Task instructions:
[A] List the non-steroidal anti-inflammatory drugs that the nimesulide study gives as examples of products also sold over the counter in Italy.
[B] Carry on the nimesulide study from its last sentence.

- Giuseppe Traversa, senior epidemiologist ()1,
- Clara Bianchi, statistician1,
- Roberto Da Cas, data manager1,
- Iosief Abraha, epidemiologist2,
- Francesca Menniti-Ippolito, senior epidemiologist1,
- Mauro Venegoni, head3
- 1Department of Epidemiology, National Institute of Health, Viale Regina Elena 299, 00161 Rome, Italy
- 2Regional Health Authority of the Umbria Region, 06124 Perugia, Italy
- 3Department of Internal Medicine, Fatebenefratelli Hospital, 20121 Milan, Italy
- Correspondence to: G Traversa
- Accepted 16 June 2003
Objective To estimate the risk of acute hepatotoxicity associated with nimesulide compared with other non-steroidal anti-inflammatory drugs.
Design Retrospective cohort and nested case-control study.
Setting Umbria region, Italy.
Participants 400 000 current, recent, and past users (almost 2 million prescriptions) of non-steroidal anti-inflammatory drugs between 1 January 1997 and 31 December 2001.
Main outcome measures Admissions to hospital for acute non-viral hepatitis and incidence of all hepatopathies and liver injury among users of nimesulide and other non-steroidal anti-inflammatory drugs.
Results Current use of non-steroidal anti-inflammatory drugs was associated with a 1.4 (95% confidence interval 1.0 to 2.1) increased risk of hepatopathy compared with past use. In current users of nimesulide the rate ratio for all hepatopathies and more severe liver injury was 1.3 (0.7 to 2.3) and 1.9 (1.1 to 3.8), respectively.
Conclusion The risk of liver injury in patients taking nimesulide and other non-steroidal anti-inflammatory drugs is small.
Nimesulide, a non-steroidal anti-inflammatory drug, is marketed in more than 50 countries. In March 2002, Finland suspended the marketing of nimesulide because of an associated high frequency of hepatotoxicity.1 Spain followed in May 2002, but not other European countries, such as Italy and France.2–5 Nimesulide is the most prescribed non-steroidal anti-inflammatory drug in Italy and Portugal, with Italy accounting for half the worldwide market. We compared the incidence of acute hepatotoxicity associated with nimesulide and other non-steroidal anti-inflammatory drugs.
During 1997-2001 we carried out a retrospective cohort study in the Umbria region of Italy, with a population of around 835 000. Patients were enrolled if they had received at least one prescription for a nonsteroidal anti-inflammatory drug within the national health service between 1 January 1997 and 31 December 2001. (The monitoring system that provided the information on use included only prescriptions issued within the health service; private purchase is therefore not captured in the cohort). In Italy most commonly prescribed non-steroidal anti-inflammatory drugs are also available as over the counter products—for example, diclofenac, ketoprofen, piroxicam, naproxen, ibuprofen—but prescription only non-steroidal anti-inflammatory drugs are often purchased privately.

[Bounding box prediction data]

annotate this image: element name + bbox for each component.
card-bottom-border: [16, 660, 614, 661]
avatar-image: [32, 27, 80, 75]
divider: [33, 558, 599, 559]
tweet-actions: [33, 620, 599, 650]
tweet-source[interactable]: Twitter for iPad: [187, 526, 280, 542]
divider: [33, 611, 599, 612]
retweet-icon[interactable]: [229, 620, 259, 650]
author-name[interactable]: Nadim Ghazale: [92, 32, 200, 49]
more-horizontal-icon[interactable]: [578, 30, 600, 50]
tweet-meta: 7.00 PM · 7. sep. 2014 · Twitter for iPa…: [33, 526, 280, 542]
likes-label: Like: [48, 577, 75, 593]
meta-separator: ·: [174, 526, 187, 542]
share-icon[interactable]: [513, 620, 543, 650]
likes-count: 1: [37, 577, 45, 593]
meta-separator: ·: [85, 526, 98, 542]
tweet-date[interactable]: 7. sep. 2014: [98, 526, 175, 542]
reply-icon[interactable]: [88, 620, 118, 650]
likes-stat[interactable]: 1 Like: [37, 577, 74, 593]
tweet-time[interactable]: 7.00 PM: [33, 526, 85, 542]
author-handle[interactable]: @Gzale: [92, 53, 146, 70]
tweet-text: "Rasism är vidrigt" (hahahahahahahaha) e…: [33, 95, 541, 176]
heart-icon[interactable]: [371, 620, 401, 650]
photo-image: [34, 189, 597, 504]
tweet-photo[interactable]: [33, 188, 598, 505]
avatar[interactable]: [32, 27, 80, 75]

Answers to the tasks:
[A] diclofenac, ketoprofen, piroxicam, naproxen, ibuprofen

[B]
Drug use was defined as current according to the duration of the prescription (in defined daily doses) plus two weeks; recent for the 90 days after the end of the current period; and past use for the days up to 12 months after the prescription date. If a new prescription of the same drug occurred during the current period, time of use continued to accumulate in the particular category. When different non-steroidal anti-inflammatory drugs were dispensed in consecutive overlapping intervals of current use, time after the new prescription was allocated to the mixed use category.
Potential cases were all admissions to hospital for acute non-viral hepatitis. Codes were retrieved for main or secondary diagnoses according to ICD-9 (international classification of diseases, 9th revision) from the regional archive of hospital discharges: hepatitis, unspecified (573.3), acute and subacute necrosis of liver (570), other specified disorders of biliary tract (576.8), other specified disorders of liver (573.8), unspecified disorders of liver (573.9). No information was available on patients admitted to hospital outside the Umbria region.
Information on medical history, concomitant clinical conditions, drug use during the six weeks before admission, and laboratory data were collected from the clinical records, blinded to exposure status. Patients were excluded if they had malignancies, viral or chronic hepatitis, lithiasis of common biliary tract, a cholecystectomy performed during the admission to hospital included in the study, or normal liver function.
Abnormal liver function was defined as any increase between the upper limit of normal range and twice the upper limit of normal for alanine aminotransferase, aspartate aminotransferase, alkaline phosphatase, or total or conjugated bilirubin. Liver injury was defined as the increase over twice the upper limit of normal for alanine aminotransferase or conjugated bilirubin, or a combined increase of aspartate aminotransferase, alkaline phosphatase, and total bilirubin, provided one of them was above twice the upper limit of normal.6–8 To also include more severe cases we restricted the analysis to increases over five times the upper limit of normal. Information on liver tests was available for all cases.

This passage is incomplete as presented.